→ **PROBLEM REQUIREMENTS**
Copy each line below that contains "left".

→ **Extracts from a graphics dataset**
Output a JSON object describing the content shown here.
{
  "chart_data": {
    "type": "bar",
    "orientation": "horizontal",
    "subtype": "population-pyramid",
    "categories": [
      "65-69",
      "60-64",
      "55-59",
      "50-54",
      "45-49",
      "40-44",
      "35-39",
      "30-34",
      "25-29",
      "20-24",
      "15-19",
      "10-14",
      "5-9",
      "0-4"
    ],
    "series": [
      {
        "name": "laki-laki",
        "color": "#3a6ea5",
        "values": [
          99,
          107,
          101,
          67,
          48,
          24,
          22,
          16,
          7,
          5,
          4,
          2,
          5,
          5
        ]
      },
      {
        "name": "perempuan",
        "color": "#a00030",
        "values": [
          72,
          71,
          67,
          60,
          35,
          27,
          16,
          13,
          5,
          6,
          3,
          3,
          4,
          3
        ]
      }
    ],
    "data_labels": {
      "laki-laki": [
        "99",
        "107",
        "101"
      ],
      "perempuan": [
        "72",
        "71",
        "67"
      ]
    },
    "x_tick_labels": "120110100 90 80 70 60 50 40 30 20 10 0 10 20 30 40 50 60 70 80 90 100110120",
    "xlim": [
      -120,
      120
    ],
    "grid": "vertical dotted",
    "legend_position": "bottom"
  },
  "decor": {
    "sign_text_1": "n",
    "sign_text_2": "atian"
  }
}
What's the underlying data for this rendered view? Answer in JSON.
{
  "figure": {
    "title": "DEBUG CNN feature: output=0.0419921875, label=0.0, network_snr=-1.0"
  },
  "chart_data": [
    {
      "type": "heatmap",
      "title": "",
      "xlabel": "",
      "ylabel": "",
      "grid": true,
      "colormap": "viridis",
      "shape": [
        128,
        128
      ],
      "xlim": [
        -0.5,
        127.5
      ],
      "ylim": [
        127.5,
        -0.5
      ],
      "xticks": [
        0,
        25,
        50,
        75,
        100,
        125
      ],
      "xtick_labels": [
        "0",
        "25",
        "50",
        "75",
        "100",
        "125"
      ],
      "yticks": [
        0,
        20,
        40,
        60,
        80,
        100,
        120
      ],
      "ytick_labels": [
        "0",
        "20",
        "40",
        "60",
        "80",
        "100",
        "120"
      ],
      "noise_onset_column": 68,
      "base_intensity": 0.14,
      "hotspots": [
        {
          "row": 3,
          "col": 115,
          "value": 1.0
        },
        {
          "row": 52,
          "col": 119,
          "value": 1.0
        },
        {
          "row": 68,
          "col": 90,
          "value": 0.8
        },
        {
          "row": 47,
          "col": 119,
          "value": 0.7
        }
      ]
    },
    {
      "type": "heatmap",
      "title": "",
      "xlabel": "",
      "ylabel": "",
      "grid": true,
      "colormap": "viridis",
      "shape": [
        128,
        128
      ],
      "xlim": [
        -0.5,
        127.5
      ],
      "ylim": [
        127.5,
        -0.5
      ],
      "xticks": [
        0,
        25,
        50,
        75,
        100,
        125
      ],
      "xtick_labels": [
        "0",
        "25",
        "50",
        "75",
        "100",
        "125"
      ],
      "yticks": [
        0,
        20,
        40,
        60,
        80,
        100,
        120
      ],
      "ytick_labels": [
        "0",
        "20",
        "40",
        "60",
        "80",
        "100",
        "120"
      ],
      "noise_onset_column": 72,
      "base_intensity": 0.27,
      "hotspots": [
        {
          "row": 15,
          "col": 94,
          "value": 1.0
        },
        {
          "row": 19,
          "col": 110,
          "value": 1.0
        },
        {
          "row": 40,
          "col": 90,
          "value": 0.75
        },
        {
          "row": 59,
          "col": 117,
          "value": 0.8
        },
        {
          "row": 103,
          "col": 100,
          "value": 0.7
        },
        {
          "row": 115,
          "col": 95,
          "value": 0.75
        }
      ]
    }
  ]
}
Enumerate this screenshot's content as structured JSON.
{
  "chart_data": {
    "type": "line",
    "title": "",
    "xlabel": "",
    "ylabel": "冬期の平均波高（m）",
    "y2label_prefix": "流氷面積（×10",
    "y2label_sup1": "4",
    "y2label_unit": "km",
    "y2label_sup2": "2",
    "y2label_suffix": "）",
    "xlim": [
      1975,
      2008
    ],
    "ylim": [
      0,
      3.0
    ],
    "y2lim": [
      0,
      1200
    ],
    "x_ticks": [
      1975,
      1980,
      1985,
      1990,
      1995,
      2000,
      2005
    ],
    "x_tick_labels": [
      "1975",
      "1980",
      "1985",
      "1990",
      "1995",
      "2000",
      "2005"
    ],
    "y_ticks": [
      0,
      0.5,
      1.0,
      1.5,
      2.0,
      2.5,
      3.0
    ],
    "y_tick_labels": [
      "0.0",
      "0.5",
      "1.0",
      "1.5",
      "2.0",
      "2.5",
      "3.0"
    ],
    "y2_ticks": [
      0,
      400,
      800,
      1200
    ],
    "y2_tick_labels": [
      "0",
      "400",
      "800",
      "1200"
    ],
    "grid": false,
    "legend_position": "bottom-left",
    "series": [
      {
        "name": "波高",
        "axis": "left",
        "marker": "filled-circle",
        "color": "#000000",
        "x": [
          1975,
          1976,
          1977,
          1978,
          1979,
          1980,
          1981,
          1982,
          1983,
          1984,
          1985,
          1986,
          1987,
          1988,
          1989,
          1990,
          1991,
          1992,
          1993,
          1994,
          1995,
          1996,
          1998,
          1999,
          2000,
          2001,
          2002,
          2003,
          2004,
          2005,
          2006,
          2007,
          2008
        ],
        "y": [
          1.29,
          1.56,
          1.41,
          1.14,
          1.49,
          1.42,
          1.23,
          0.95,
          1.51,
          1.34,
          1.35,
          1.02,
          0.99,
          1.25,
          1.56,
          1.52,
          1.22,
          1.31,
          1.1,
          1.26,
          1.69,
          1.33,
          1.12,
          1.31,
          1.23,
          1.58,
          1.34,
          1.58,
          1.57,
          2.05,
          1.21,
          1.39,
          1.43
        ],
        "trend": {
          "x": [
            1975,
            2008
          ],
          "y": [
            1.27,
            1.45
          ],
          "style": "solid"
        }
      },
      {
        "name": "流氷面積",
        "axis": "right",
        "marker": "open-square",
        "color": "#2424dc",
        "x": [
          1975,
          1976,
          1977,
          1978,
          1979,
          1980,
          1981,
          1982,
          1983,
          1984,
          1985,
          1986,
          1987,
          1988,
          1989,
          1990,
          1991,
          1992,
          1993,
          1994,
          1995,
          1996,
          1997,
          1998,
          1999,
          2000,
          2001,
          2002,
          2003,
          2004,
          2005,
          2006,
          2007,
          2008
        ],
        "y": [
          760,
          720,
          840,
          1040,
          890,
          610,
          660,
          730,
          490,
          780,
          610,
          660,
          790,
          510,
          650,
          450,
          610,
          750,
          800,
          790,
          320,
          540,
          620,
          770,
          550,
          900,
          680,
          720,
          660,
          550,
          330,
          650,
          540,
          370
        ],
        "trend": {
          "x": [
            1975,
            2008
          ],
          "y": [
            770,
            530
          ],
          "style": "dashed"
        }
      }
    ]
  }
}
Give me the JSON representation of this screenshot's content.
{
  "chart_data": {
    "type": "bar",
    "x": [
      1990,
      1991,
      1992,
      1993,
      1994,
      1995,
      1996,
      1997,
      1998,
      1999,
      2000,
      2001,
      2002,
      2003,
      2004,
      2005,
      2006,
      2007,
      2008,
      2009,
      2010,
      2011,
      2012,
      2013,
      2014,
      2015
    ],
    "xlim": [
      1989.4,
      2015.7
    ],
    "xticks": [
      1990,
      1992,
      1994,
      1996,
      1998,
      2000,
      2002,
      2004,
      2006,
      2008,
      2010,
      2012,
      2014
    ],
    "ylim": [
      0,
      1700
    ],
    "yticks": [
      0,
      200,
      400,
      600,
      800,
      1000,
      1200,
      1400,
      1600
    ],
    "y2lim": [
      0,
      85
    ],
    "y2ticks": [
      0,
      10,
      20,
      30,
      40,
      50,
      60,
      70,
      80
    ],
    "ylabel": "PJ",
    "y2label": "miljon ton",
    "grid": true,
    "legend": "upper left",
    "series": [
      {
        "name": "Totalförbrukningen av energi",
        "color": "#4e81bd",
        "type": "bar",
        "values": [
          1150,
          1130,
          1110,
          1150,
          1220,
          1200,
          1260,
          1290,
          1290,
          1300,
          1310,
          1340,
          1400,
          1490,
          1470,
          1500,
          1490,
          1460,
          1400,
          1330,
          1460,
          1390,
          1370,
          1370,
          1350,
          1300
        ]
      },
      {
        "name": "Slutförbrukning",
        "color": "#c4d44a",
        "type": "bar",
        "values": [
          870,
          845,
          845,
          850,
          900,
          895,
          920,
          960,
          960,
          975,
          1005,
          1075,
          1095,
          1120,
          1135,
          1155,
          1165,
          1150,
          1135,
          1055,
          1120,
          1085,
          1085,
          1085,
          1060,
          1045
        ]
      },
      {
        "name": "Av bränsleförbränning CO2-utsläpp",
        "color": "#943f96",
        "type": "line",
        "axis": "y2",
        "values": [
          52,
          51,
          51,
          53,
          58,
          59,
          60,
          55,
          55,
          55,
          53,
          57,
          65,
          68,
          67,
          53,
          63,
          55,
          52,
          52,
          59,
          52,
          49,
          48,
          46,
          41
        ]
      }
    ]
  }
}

→ **SOLUTION FOR THIS TASK**
    "legend_position": "bottom-left",
        "axis": "left",
    "legend": "upper left",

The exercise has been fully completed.